● **What you are asked to do**: Your job is to restate each entry word for word.

[Stored items from a collection]
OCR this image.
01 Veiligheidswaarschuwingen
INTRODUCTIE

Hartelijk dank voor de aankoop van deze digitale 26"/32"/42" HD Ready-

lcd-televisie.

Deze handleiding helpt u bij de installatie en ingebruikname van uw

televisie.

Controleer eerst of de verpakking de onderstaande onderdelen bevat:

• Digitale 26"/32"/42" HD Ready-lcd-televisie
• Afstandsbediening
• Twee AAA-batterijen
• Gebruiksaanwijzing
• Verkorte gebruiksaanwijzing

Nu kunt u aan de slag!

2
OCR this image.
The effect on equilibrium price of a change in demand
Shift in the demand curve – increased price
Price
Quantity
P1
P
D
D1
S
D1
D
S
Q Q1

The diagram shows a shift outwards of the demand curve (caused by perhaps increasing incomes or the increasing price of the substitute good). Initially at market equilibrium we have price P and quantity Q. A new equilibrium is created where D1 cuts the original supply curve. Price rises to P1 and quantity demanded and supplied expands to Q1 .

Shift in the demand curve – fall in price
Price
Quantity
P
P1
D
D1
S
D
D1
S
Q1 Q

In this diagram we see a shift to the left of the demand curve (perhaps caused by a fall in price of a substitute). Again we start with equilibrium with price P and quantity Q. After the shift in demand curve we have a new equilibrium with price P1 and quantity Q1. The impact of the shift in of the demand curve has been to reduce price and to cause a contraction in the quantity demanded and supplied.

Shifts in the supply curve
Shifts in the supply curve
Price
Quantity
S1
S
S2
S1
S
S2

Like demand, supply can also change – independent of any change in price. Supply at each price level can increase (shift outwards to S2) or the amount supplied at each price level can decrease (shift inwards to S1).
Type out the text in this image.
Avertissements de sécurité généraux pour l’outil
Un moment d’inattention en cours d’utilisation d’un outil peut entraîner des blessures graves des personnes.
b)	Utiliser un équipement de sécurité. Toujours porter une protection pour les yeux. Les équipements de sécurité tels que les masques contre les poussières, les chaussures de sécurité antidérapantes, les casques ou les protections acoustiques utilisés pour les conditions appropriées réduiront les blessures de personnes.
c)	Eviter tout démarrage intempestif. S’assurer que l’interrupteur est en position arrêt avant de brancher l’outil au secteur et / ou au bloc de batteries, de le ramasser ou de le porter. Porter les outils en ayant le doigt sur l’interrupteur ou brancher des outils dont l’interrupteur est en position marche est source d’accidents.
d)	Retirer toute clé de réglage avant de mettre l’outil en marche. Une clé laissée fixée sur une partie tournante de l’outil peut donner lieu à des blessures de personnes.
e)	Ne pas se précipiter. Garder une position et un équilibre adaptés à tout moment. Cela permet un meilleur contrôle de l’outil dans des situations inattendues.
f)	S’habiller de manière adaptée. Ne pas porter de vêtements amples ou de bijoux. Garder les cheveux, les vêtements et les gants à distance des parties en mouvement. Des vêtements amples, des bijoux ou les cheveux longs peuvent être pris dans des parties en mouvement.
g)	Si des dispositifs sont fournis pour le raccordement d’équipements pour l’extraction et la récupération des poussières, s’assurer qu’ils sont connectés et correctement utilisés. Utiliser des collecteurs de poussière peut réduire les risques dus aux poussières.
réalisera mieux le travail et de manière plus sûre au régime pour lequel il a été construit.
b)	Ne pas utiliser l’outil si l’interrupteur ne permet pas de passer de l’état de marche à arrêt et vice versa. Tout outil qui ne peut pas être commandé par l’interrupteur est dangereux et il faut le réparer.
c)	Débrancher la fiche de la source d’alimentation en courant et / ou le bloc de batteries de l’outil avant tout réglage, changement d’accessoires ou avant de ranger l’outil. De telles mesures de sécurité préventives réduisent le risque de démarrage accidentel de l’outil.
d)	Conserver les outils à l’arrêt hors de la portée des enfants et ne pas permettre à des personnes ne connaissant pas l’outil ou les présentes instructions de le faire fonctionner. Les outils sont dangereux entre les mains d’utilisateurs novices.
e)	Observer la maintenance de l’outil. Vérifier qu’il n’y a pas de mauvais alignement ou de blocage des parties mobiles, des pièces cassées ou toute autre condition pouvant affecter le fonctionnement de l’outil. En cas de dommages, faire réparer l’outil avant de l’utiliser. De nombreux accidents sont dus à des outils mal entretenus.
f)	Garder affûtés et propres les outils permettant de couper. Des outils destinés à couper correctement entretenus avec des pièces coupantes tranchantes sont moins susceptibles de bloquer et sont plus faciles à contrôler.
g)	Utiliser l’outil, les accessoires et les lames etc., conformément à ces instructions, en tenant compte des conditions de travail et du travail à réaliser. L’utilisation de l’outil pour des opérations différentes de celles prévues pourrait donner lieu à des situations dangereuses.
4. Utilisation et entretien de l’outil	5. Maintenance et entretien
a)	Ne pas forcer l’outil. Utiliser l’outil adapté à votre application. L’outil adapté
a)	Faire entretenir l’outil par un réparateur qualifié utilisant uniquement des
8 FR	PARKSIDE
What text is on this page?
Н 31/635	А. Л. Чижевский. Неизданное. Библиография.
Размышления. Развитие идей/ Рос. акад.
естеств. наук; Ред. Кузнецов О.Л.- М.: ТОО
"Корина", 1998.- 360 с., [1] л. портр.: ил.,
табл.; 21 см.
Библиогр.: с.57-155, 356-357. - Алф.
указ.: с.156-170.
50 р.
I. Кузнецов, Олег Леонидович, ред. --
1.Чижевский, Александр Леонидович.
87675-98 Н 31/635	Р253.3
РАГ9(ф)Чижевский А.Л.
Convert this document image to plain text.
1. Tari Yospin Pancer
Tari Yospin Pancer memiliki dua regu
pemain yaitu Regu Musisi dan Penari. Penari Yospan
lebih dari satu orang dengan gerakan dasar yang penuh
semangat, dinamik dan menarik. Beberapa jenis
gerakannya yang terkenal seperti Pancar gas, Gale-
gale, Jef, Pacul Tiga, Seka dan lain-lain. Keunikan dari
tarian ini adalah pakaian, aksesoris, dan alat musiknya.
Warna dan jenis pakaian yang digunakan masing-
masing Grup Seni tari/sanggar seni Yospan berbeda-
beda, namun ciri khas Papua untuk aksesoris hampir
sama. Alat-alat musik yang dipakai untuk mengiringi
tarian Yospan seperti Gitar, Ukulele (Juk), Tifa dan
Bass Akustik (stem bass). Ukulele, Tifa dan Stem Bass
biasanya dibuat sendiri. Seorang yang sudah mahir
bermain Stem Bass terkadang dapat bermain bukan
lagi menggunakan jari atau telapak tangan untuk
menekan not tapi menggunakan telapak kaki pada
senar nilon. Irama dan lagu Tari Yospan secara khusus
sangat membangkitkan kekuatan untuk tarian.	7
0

● **Written answer**:
OCR this image.
01 Veiligheidswaarschuwingen
INTRODUCTIE

Hartelijk dank voor de aankoop van deze digitale 26"/32"/42" HD Ready-

lcd-televisie.

Deze handleiding helpt u bij de installatie en ingebruikname van uw

televisie.

Controleer eerst of de verpakking de onderstaande onderdelen bevat:

• Digitale 26"/32"/42" HD Ready-lcd-televisie
• Afstandsbediening
• Twee AAA-batterijen
• Gebruiksaanwijzing
• Verkorte gebruiksaanwijzing

Nu kunt u aan de slag!

2
OCR this image.
The effect on equilibrium price of a change in demand
Shift in the demand curve – increased price
Price
Quantity
P1
P
D
D1
S
D1
D
S
Q Q1

The diagram shows a shift outwards of the demand curve (caused by perhaps increasing incomes or the increasing price of the substitute good). Initially at market equilibrium we have price P and quantity Q. A new equilibrium is created where D1 cuts the original supply curve. Price rises to P1 and quantity demanded and supplied expands to Q1 .

Shift in the demand curve – fall in price
Price
Quantity
P
P1
D
D1
S
D
D1
S
Q1 Q

In this diagram we see a shift to the left of the demand curve (perhaps caused by a fall in price of a substitute). Again we start with equilibrium with price P and quantity Q. After the shift in demand curve we have a new equilibrium with price P1 and quantity Q1. The impact of the shift in of the demand curve has been to reduce price and to cause a contraction in the quantity demanded and supplied.

Shifts in the supply curve
Shifts in the supply curve
Price
Quantity
S1
S
S2
S1
S
S2

Like demand, supply can also change – independent of any change in price. Supply at each price level can increase (shift outwards to S2) or the amount supplied at each price level can decrease (shift inwards to S1).
Type out the text in this image.
Avertissements de sécurité généraux pour l’outil
Un moment d’inattention en cours d’utilisation d’un outil peut entraîner des blessures graves des personnes.
b)	Utiliser un équipement de sécurité. Toujours porter une protection pour les yeux. Les équipements de sécurité tels que les masques contre les poussières, les chaussures de sécurité antidérapantes, les casques ou les protections acoustiques utilisés pour les conditions appropriées réduiront les blessures de personnes.
c)	Eviter tout démarrage intempestif. S’assurer que l’interrupteur est en position arrêt avant de brancher l’outil au secteur et / ou au bloc de batteries, de le ramasser ou de le porter. Porter les outils en ayant le doigt sur l’interrupteur ou brancher des outils dont l’interrupteur est en position marche est source d’accidents.
d)	Retirer toute clé de réglage avant de mettre l’outil en marche. Une clé laissée fixée sur une partie tournante de l’outil peut donner lieu à des blessures de personnes.
e)	Ne pas se précipiter. Garder une position et un équilibre adaptés à tout moment. Cela permet un meilleur contrôle de l’outil dans des situations inattendues.
f)	S’habiller de manière adaptée. Ne pas porter de vêtements amples ou de bijoux. Garder les cheveux, les vêtements et les gants à distance des parties en mouvement. Des vêtements amples, des bijoux ou les cheveux longs peuvent être pris dans des parties en mouvement.
g)	Si des dispositifs sont fournis pour le raccordement d’équipements pour l’extraction et la récupération des poussières, s’assurer qu’ils sont connectés et correctement utilisés. Utiliser des collecteurs de poussière peut réduire les risques dus aux poussières.
réalisera mieux le travail et de manière plus sûre au régime pour lequel il a été construit.
b)	Ne pas utiliser l’outil si l’interrupteur ne permet pas de passer de l’état de marche à arrêt et vice versa. Tout outil qui ne peut pas être commandé par l’interrupteur est dangereux et il faut le réparer.
c)	Débrancher la fiche de la source d’alimentation en courant et / ou le bloc de batteries de l’outil avant tout réglage, changement d’accessoires ou avant de ranger l’outil. De telles mesures de sécurité préventives réduisent le risque de démarrage accidentel de l’outil.
d)	Conserver les outils à l’arrêt hors de la portée des enfants et ne pas permettre à des personnes ne connaissant pas l’outil ou les présentes instructions de le faire fonctionner. Les outils sont dangereux entre les mains d’utilisateurs novices.
e)	Observer la maintenance de l’outil. Vérifier qu’il n’y a pas de mauvais alignement ou de blocage des parties mobiles, des pièces cassées ou toute autre condition pouvant affecter le fonctionnement de l’outil. En cas de dommages, faire réparer l’outil avant de l’utiliser. De nombreux accidents sont dus à des outils mal entretenus.
f)	Garder affûtés et propres les outils permettant de couper. Des outils destinés à couper correctement entretenus avec des pièces coupantes tranchantes sont moins susceptibles de bloquer et sont plus faciles à contrôler.
g)	Utiliser l’outil, les accessoires et les lames etc., conformément à ces instructions, en tenant compte des conditions de travail et du travail à réaliser. L’utilisation de l’outil pour des opérations différentes de celles prévues pourrait donner lieu à des situations dangereuses.
4. Utilisation et entretien de l’outil	5. Maintenance et entretien
a)	Ne pas forcer l’outil. Utiliser l’outil adapté à votre application. L’outil adapté
a)	Faire entretenir l’outil par un réparateur qualifié utilisant uniquement des
8 FR	PARKSIDE
What text is on this page?
Н 31/635	А. Л. Чижевский. Неизданное. Библиография.
Размышления. Развитие идей/ Рос. акад.
естеств. наук; Ред. Кузнецов О.Л.- М.: ТОО
"Корина", 1998.- 360 с., [1] л. портр.: ил.,
табл.; 21 см.
Библиогр.: с.57-155, 356-357. - Алф.
указ.: с.156-170.
50 р.
I. Кузнецов, Олег Леонидович, ред. --
1.Чижевский, Александр Леонидович.
87675-98 Н 31/635	Р253.3
РАГ9(ф)Чижевский А.Л.
Convert this document image to plain text.
1. Tari Yospin Pancer
Tari Yospin Pancer memiliki dua regu
pemain yaitu Regu Musisi dan Penari. Penari Yospan
lebih dari satu orang dengan gerakan dasar yang penuh
semangat, dinamik dan menarik. Beberapa jenis
gerakannya yang terkenal seperti Pancar gas, Gale-
gale, Jef, Pacul Tiga, Seka dan lain-lain. Keunikan dari
tarian ini adalah pakaian, aksesoris, dan alat musiknya.
Warna dan jenis pakaian yang digunakan masing-
masing Grup Seni tari/sanggar seni Yospan berbeda-
beda, namun ciri khas Papua untuk aksesoris hampir
sama. Alat-alat musik yang dipakai untuk mengiringi
tarian Yospan seperti Gitar, Ukulele (Juk), Tifa dan
Bass Akustik (stem bass). Ukulele, Tifa dan Stem Bass
biasanya dibuat sendiri. Seorang yang sudah mahir
bermain Stem Bass terkadang dapat bermain bukan
lagi menggunakan jari atau telapak tangan untuk
menekan not tapi menggunakan telapak kaki pada
senar nilon. Irama dan lagu Tari Yospan secara khusus
sangat membangkitkan kekuatan untuk tarian.	7
0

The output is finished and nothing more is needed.